:: OBJECTIVE ::
Leave out the pictures and transcribe everything else exactly.

◆ ◆ ◆ ◆ ◆ ◆ ◆

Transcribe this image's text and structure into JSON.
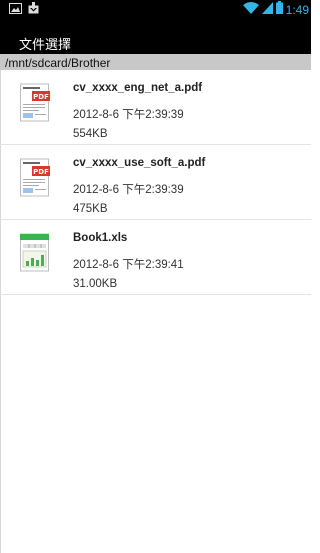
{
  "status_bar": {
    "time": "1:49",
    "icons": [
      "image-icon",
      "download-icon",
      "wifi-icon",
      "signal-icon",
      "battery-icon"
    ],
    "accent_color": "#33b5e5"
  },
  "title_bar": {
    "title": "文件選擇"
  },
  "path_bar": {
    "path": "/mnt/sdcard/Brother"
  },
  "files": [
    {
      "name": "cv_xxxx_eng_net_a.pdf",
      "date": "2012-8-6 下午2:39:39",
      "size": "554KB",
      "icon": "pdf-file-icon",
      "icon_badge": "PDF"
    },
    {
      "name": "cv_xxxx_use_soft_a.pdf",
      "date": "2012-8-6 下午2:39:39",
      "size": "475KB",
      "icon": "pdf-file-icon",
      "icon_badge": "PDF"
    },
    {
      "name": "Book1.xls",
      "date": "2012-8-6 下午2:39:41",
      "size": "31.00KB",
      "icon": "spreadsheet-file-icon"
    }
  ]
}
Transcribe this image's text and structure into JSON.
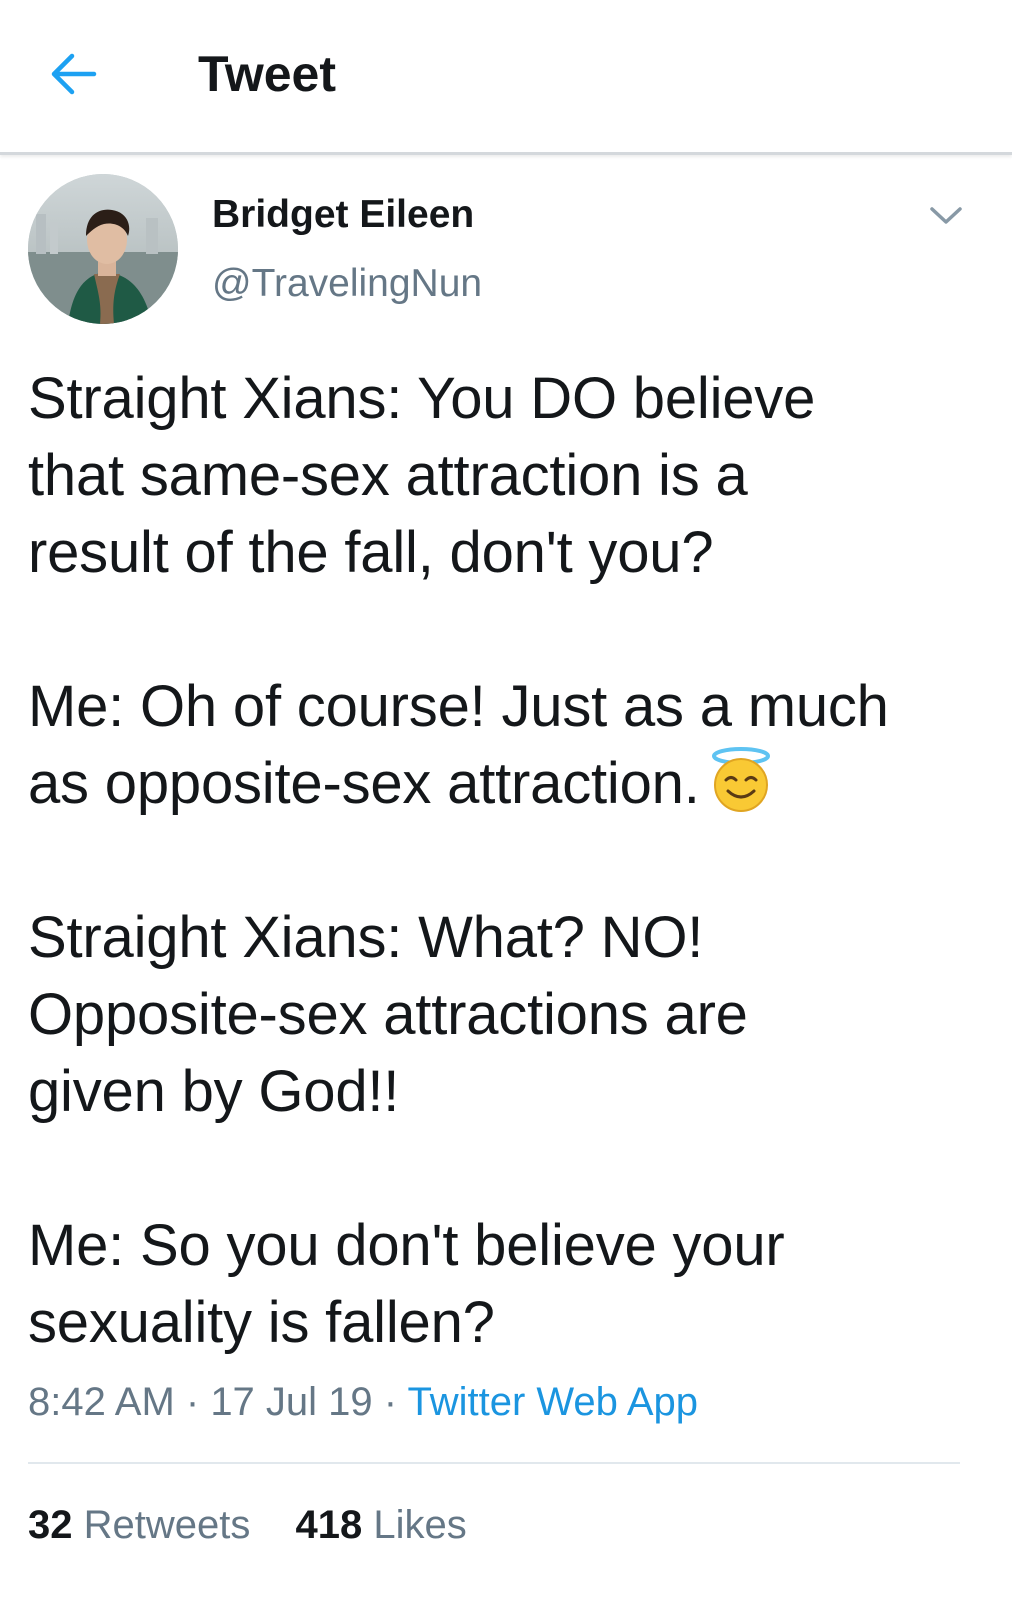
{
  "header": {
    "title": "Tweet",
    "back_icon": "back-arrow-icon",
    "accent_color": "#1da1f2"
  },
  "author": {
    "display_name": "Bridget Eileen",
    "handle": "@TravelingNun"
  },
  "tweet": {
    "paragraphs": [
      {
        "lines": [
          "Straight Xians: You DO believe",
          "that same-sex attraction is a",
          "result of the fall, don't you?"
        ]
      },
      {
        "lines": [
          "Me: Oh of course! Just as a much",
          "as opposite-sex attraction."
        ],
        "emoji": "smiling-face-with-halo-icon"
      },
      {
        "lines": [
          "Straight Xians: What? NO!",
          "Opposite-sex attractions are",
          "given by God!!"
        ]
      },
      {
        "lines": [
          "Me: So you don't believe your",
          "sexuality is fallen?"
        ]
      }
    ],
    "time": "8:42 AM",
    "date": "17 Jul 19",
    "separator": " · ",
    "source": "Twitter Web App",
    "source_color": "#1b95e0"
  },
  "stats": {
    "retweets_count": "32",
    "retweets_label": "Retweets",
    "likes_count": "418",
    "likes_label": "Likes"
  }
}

◆ ◆ ◆ ◆ ◆ ◆ ◆

:: SOLUTION TO THE PROBLEM ::
Transcribe this image's text and structure into JSON.
{
  "status_bar": {
    "time": "1:49",
    "icons": [
      "image-icon",
      "download-icon",
      "wifi-icon",
      "signal-icon",
      "battery-icon"
    ],
    "accent_color": "#33b5e5"
  },
  "title_bar": {
    "title": "文件選擇"
  },
  "path_bar": {
    "path": "/mnt/sdcard/Brother"
  },
  "files": [
    {
      "name": "cv_xxxx_eng_net_a.pdf",
      "date": "2012-8-6 下午2:39:39",
      "size": "554KB",
      "icon": "pdf-file-icon",
      "icon_badge": "PDF"
    },
    {
      "name": "cv_xxxx_use_soft_a.pdf",
      "date": "2012-8-6 下午2:39:39",
      "size": "475KB",
      "icon": "pdf-file-icon",
      "icon_badge": "PDF"
    },
    {
      "name": "Book1.xls",
      "date": "2012-8-6 下午2:39:41",
      "size": "31.00KB",
      "icon": "spreadsheet-file-icon"
    }
  ]
}
Transcribe this image's text and structure into JSON.
{
  "header": {
    "title": "Tweet",
    "back_icon": "back-arrow-icon",
    "accent_color": "#1da1f2"
  },
  "author": {
    "display_name": "Bridget Eileen",
    "handle": "@TravelingNun"
  },
  "tweet": {
    "paragraphs": [
      {
        "lines": [
          "Straight Xians: You DO believe",
          "that same-sex attraction is a",
          "result of the fall, don't you?"
        ]
      },
      {
        "lines": [
          "Me: Oh of course! Just as a much",
          "as opposite-sex attraction."
        ],
        "emoji": "smiling-face-with-halo-icon"
      },
      {
        "lines": [
          "Straight Xians: What? NO!",
          "Opposite-sex attractions are",
          "given by God!!"
        ]
      },
      {
        "lines": [
          "Me: So you don't believe your",
          "sexuality is fallen?"
        ]
      }
    ],
    "time": "8:42 AM",
    "date": "17 Jul 19",
    "separator": " · ",
    "source": "Twitter Web App",
    "source_color": "#1b95e0"
  },
  "stats": {
    "retweets_count": "32",
    "retweets_label": "Retweets",
    "likes_count": "418",
    "likes_label": "Likes"
  }
}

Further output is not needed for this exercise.